STATED PROBLEM: Reading the listing below, count the lines that contain the word "name" and give that count alone.

========================================================================

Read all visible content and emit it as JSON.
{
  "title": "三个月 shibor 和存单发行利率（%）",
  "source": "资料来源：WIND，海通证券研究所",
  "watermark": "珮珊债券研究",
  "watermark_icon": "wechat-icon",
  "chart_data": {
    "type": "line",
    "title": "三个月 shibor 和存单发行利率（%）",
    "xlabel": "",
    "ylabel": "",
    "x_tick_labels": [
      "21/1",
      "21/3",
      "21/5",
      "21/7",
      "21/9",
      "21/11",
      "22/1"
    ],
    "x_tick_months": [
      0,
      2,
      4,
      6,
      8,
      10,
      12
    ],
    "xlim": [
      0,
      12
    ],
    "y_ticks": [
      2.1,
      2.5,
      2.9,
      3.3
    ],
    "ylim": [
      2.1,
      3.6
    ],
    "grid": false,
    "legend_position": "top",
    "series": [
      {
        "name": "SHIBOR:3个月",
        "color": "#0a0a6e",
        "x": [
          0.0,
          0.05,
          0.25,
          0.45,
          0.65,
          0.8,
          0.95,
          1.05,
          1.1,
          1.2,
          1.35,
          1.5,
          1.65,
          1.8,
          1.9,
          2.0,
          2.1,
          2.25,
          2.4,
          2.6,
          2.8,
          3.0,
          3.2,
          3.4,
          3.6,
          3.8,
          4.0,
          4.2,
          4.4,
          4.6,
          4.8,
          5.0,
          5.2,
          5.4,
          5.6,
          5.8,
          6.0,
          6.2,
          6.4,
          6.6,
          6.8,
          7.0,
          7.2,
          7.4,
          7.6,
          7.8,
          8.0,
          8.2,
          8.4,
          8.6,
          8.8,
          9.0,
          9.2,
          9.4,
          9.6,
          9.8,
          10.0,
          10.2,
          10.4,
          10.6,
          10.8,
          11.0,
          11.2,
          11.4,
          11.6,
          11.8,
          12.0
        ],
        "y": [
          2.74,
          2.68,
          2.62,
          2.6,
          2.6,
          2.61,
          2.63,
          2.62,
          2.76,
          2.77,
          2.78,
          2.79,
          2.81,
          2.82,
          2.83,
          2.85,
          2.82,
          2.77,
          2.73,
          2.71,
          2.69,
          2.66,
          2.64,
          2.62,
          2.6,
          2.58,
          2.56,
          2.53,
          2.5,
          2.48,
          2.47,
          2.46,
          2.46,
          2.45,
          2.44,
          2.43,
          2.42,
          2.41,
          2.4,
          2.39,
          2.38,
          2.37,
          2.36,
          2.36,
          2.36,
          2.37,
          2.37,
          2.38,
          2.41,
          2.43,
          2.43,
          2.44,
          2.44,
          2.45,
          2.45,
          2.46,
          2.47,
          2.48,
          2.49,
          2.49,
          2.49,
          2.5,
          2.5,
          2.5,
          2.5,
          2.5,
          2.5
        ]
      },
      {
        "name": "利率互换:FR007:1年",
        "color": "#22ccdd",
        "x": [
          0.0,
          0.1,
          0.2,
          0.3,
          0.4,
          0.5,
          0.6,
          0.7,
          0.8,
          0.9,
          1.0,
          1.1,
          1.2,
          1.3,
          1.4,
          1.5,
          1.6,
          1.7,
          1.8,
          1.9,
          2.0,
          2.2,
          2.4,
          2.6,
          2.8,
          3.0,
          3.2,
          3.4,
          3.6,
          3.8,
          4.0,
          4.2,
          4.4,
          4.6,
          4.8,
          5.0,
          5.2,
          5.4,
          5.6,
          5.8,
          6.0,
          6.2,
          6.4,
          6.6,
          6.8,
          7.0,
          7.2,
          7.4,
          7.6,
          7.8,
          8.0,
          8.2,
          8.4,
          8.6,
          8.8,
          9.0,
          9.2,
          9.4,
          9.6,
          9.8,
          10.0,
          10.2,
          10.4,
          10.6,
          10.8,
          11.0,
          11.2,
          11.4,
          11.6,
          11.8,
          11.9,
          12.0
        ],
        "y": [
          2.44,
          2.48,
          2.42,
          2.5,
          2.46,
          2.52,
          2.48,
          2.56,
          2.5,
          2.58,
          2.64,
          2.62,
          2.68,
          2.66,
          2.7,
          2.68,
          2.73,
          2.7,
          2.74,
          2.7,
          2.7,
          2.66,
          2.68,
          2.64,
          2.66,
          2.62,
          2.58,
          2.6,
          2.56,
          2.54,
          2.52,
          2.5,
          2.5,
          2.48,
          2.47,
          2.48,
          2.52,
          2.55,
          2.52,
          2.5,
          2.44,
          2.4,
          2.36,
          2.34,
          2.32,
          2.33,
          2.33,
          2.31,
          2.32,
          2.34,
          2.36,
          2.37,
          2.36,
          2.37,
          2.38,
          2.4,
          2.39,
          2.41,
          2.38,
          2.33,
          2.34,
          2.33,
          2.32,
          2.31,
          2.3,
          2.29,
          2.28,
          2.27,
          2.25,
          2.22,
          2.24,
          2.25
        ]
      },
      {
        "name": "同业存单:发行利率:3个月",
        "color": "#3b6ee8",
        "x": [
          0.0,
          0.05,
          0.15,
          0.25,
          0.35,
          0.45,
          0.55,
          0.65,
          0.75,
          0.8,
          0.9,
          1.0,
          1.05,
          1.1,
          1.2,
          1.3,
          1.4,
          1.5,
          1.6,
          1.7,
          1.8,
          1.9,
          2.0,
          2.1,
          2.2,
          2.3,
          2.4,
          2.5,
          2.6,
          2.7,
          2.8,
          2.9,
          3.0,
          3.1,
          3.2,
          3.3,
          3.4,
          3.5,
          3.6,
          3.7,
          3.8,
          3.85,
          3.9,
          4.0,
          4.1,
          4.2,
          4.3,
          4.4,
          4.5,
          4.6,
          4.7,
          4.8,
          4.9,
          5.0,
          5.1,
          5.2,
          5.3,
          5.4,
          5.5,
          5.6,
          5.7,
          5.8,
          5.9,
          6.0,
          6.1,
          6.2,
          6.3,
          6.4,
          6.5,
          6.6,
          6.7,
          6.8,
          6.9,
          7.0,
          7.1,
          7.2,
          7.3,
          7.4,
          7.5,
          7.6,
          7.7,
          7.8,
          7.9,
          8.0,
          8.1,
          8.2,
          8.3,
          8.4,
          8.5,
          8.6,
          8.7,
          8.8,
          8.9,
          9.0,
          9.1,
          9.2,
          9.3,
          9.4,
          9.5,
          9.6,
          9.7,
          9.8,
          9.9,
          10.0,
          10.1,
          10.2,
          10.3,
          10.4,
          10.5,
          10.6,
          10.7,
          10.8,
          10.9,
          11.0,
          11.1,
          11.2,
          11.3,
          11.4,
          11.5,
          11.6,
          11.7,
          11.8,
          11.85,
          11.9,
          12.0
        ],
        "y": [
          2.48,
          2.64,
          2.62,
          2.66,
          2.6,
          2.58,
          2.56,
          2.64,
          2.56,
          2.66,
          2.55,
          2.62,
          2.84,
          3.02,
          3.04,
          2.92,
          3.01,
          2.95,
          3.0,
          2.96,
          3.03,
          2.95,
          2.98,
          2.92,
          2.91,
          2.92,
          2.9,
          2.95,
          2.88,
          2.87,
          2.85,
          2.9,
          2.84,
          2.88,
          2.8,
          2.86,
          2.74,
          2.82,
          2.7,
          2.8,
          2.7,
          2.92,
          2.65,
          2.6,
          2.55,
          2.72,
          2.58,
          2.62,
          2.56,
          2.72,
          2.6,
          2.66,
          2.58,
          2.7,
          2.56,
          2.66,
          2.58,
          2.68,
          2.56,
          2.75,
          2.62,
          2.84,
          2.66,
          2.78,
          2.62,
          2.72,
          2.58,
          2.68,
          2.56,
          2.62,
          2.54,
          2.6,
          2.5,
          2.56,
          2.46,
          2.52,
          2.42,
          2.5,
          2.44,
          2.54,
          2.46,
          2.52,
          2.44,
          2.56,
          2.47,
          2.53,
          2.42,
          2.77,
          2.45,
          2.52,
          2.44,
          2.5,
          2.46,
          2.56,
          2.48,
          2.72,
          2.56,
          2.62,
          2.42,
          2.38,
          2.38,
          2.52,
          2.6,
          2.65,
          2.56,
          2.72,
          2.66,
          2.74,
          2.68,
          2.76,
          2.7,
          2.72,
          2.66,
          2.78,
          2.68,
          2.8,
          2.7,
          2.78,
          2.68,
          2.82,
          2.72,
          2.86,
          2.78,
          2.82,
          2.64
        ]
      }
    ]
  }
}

========================================================================

TASK RESPONSE: 3